* EXERCISE DESCRIPTION
Repeat, exactly and completely, the material that follows. Omit the pictures.

* RECORDS
• • • •

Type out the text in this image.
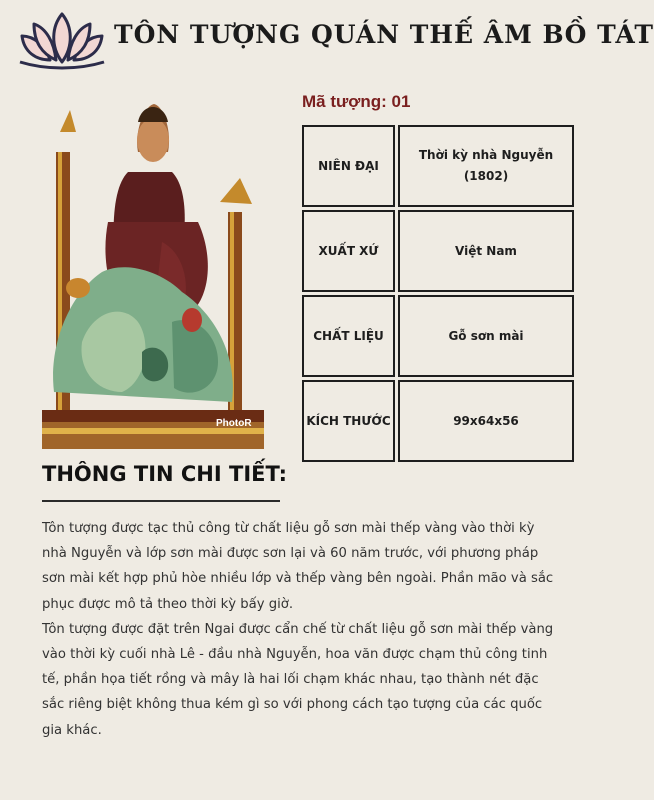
TÔN TƯỢNG QUÁN THẾ ÂM BỒ TÁT
PhotoR
Mã tượng: 01
NIÊN ĐẠI	Thời kỳ nhà Nguyễn
(1802)

XUẤT XỨ	Việt Nam

CHẤT LIỆU	Gỗ sơn mài

KÍCH THƯỚC	99x64x56
THÔNG TIN CHI TIẾT:

Tôn tượng được tạc thủ công từ chất liệu gỗ sơn mài thếp vàng vào thời kỳ nhà Nguyễn và lớp sơn mài được sơn lại và 60 năm trước, với phương pháp sơn mài kết hợp phủ hòe nhiều lớp và thếp vàng bên ngoài. Phần mão và sắc phục được mô tả theo thời kỳ bấy giờ.

Tôn tượng được đặt trên Ngai được cẩn chế từ chất liệu gỗ sơn mài thếp vàng vào thời kỳ cuối nhà Lê - đầu nhà Nguyễn, hoa văn được chạm thủ công tinh tế, phần họa tiết rồng và mây là hai lối chạm khác nhau, tạo thành nét đặc sắc riêng biệt không thua kém gì so với phong cách tạo tượng của các quốc gia khác.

• • • •

* SOLUTION
Type out the text in this image.
TÔN TƯỢNG QUÁN THẾ ÂM BỒ TÁT
PhotoR
Mã tượng: 01
NIÊN ĐẠI	Thời kỳ nhà Nguyễn
(1802)

XUẤT XỨ	Việt Nam

CHẤT LIỆU	Gỗ sơn mài

KÍCH THƯỚC	99x64x56
THÔNG TIN CHI TIẾT:

Tôn tượng được tạc thủ công từ chất liệu gỗ sơn mài thếp vàng vào thời kỳ nhà Nguyễn và lớp sơn mài được sơn lại và 60 năm trước, với phương pháp sơn mài kết hợp phủ hòe nhiều lớp và thếp vàng bên ngoài. Phần mão và sắc phục được mô tả theo thời kỳ bấy giờ.

Tôn tượng được đặt trên Ngai được cẩn chế từ chất liệu gỗ sơn mài thếp vàng vào thời kỳ cuối nhà Lê - đầu nhà Nguyễn, hoa văn được chạm thủ công tinh tế, phần họa tiết rồng và mây là hai lối chạm khác nhau, tạo thành nét đặc sắc riêng biệt không thua kém gì so với phong cách tạo tượng của các quốc gia khác.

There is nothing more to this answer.